> **Problem to solve**: Keep only the lines of the data below that contain "forest", and copy them.

> **Given data**:
- - - - -

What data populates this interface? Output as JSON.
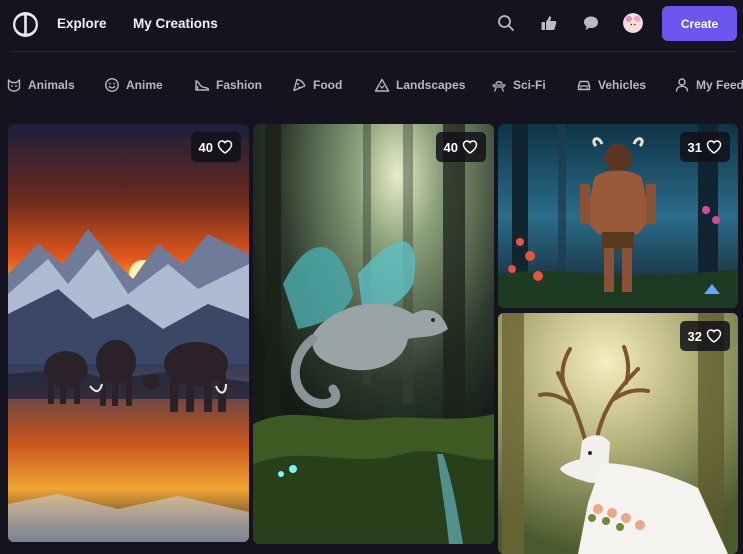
{
  "header": {
    "nav": {
      "explore": "Explore",
      "my_creations": "My Creations"
    },
    "create_label": "Create",
    "icons": [
      "search-icon",
      "thumbs-up-icon",
      "chat-bubble-icon"
    ],
    "accent_color": "#6b56ee"
  },
  "categories": [
    {
      "label": "Animals",
      "icon": "cat-face-icon"
    },
    {
      "label": "Anime",
      "icon": "smiley-icon"
    },
    {
      "label": "Fashion",
      "icon": "high-heel-icon"
    },
    {
      "label": "Food",
      "icon": "pizza-slice-icon"
    },
    {
      "label": "Landscapes",
      "icon": "mountain-icon"
    },
    {
      "label": "Sci-Fi",
      "icon": "ufo-icon"
    },
    {
      "label": "Vehicles",
      "icon": "car-icon"
    },
    {
      "label": "My Feed",
      "icon": "user-icon"
    }
  ],
  "gallery": [
    {
      "subject": "mammoths-at-sunset",
      "likes": "40"
    },
    {
      "subject": "dragon-in-forest",
      "likes": "40"
    },
    {
      "subject": "minotaur-in-forest",
      "likes": "31"
    },
    {
      "subject": "white-stag-in-forest",
      "likes": "32"
    }
  ]
}
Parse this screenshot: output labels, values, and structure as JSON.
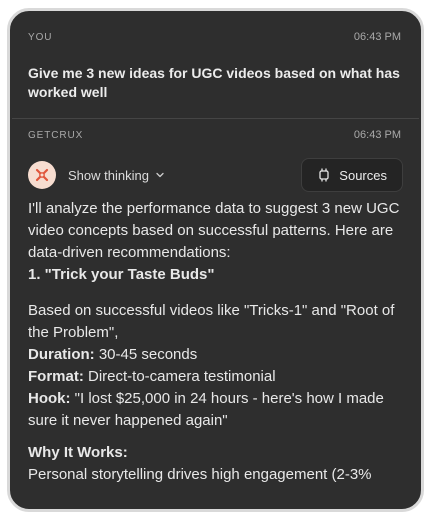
{
  "user_message": {
    "sender": "YOU",
    "time": "06:43 PM",
    "text": "Give me 3 new ideas for UGC videos based on what has worked well"
  },
  "assistant_message": {
    "sender": "GETCRUX",
    "time": "06:43 PM",
    "avatar_icon": "crux-logo-icon",
    "show_thinking_label": "Show thinking",
    "sources_label": "Sources",
    "intro": "I'll analyze the performance data to suggest 3 new UGC video concepts based on successful patterns. Here are data-driven recommendations:",
    "idea_heading": "1. \"Trick your Taste Buds\"",
    "based_on": "Based on successful videos like \"Tricks-1\" and \"Root of the Problem\",",
    "duration_label": "Duration:",
    "duration_value": " 30-45 seconds",
    "format_label": "Format:",
    "format_value": " Direct-to-camera testimonial",
    "hook_label": "Hook:",
    "hook_value": " \"I lost $25,000 in 24 hours - here's how I made sure it never happened again\"",
    "why_label": "Why It Works:",
    "why_text": "Personal storytelling drives high engagement (2-3%"
  },
  "colors": {
    "panel_bg": "#2e2e2e",
    "avatar_bg": "#f7ddd0",
    "avatar_accent": "#e0553b"
  }
}
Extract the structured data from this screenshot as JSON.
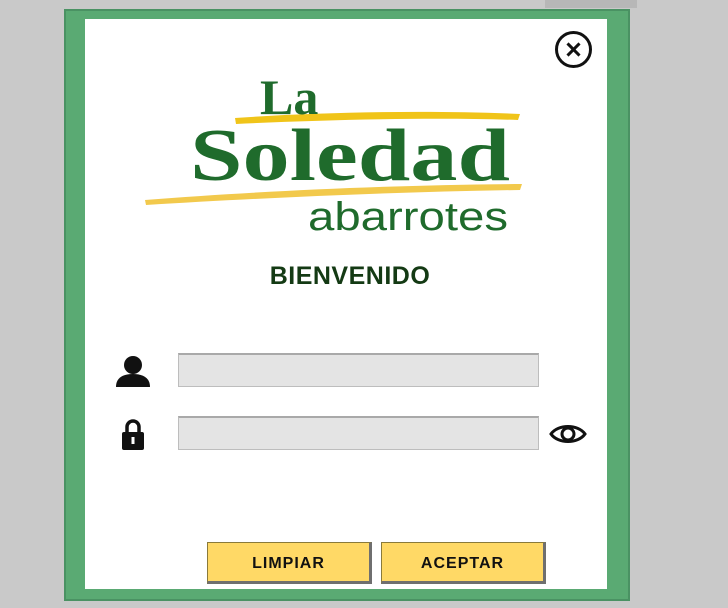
{
  "logo": {
    "word1": "La",
    "word2": "Soledad",
    "word3": "abarrotes",
    "colors": {
      "green": "#1f6b2c",
      "stripe": "#f0c419"
    }
  },
  "welcome_text": "BIENVENIDO",
  "username": {
    "value": "",
    "placeholder": ""
  },
  "password": {
    "value": "",
    "placeholder": ""
  },
  "buttons": {
    "clear": "LIMPIAR",
    "accept": "ACEPTAR"
  },
  "icons": {
    "close": "close-circle-icon",
    "user": "user-icon",
    "lock": "lock-icon",
    "eye": "eye-icon"
  },
  "colors": {
    "frame": "#5aaa73",
    "button": "#ffd966",
    "title": "#143a14"
  }
}
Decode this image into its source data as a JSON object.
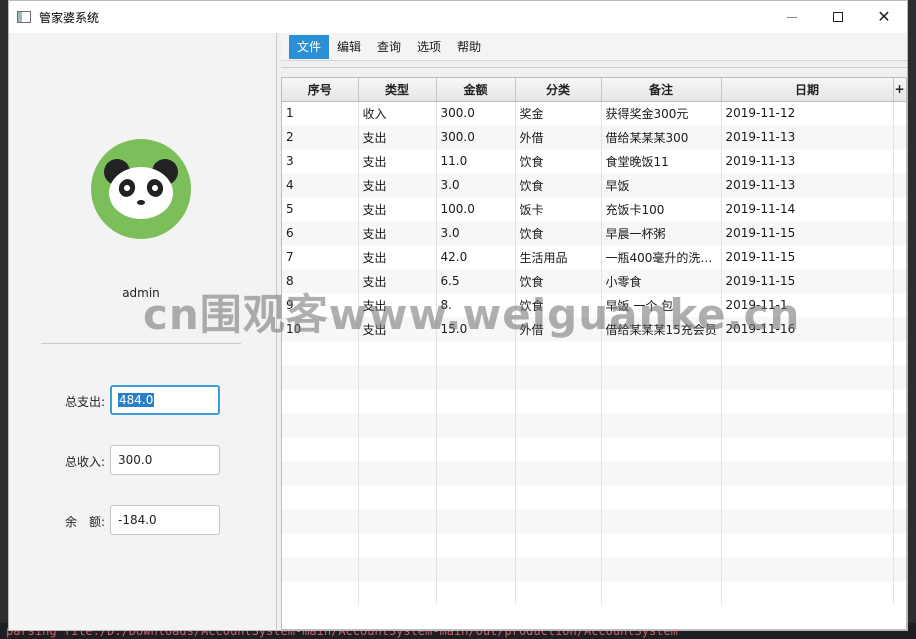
{
  "window": {
    "title": "管家婆系统"
  },
  "user": {
    "name": "admin"
  },
  "stats": {
    "expense_label": "总支出:",
    "expense_value": "484.0",
    "income_label": "总收入:",
    "income_value": "300.0",
    "balance_label": "余　额:",
    "balance_value": "-184.0"
  },
  "menu": [
    "文件",
    "编辑",
    "查询",
    "选项",
    "帮助"
  ],
  "table": {
    "columns": [
      "序号",
      "类型",
      "金额",
      "分类",
      "备注",
      "日期"
    ],
    "plus": "+",
    "rows": [
      [
        "1",
        "收入",
        "300.0",
        "奖金",
        "获得奖金300元",
        "2019-11-12"
      ],
      [
        "2",
        "支出",
        "300.0",
        "外借",
        "借给某某某300",
        "2019-11-13"
      ],
      [
        "3",
        "支出",
        "11.0",
        "饮食",
        "食堂晚饭11",
        "2019-11-13"
      ],
      [
        "4",
        "支出",
        "3.0",
        "饮食",
        "早饭",
        "2019-11-13"
      ],
      [
        "5",
        "支出",
        "100.0",
        "饭卡",
        "充饭卡100",
        "2019-11-14"
      ],
      [
        "6",
        "支出",
        "3.0",
        "饮食",
        "早晨一杯粥",
        "2019-11-15"
      ],
      [
        "7",
        "支出",
        "42.0",
        "生活用品",
        "一瓶400毫升的洗…",
        "2019-11-15"
      ],
      [
        "8",
        "支出",
        "6.5",
        "饮食",
        "小零食",
        "2019-11-15"
      ],
      [
        "9",
        "支出",
        "8.",
        "饮食",
        "早饭 一个 包",
        "2019-11-1"
      ],
      [
        "10",
        "支出",
        "15.0",
        "外借",
        "借给某某某15充会员",
        "2019-11-16"
      ]
    ]
  },
  "watermark": "cn围观客www.weiguanke.cn",
  "console": "parsing file:/D:/Downloads/AccountSystem-main/AccountSystem-main/out/production/AccountSystem"
}
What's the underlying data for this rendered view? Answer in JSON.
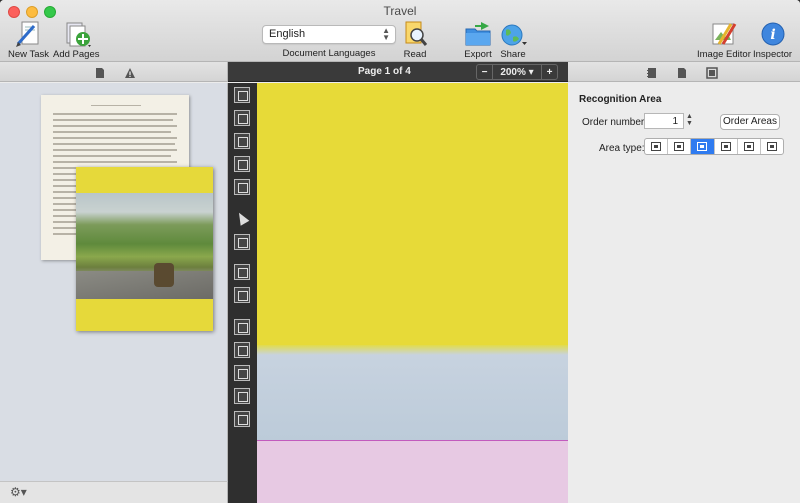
{
  "window": {
    "title": "Travel"
  },
  "toolbar": {
    "new_task": "New Task",
    "add_pages": "Add Pages",
    "language_value": "English",
    "language_label": "Document Languages",
    "read": "Read",
    "export": "Export",
    "share": "Share",
    "image_editor": "Image Editor",
    "inspector": "Inspector"
  },
  "viewer": {
    "page_indicator": "Page 1 of 4",
    "zoom_minus": "−",
    "zoom_value": "200% ▾",
    "zoom_plus": "+"
  },
  "inspector": {
    "title": "Recognition Area",
    "order_label": "Order number:",
    "order_value": "1",
    "order_button": "Order Areas",
    "area_type_label": "Area type:",
    "area_types": [
      "text-area",
      "table-area",
      "picture-area",
      "barcode-area",
      "background-picture-area",
      "recognition-area"
    ],
    "active_area_type": 2
  },
  "colors": {
    "accent": "#2f7bf0",
    "page_yellow": "#e7da38",
    "area_magenta": "#c25bbd"
  }
}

- - - - -

> **Finished exercise**:
      "subject": "dragon-in-forest",
      "subject": "minotaur-in-forest",
      "subject": "white-stag-in-forest",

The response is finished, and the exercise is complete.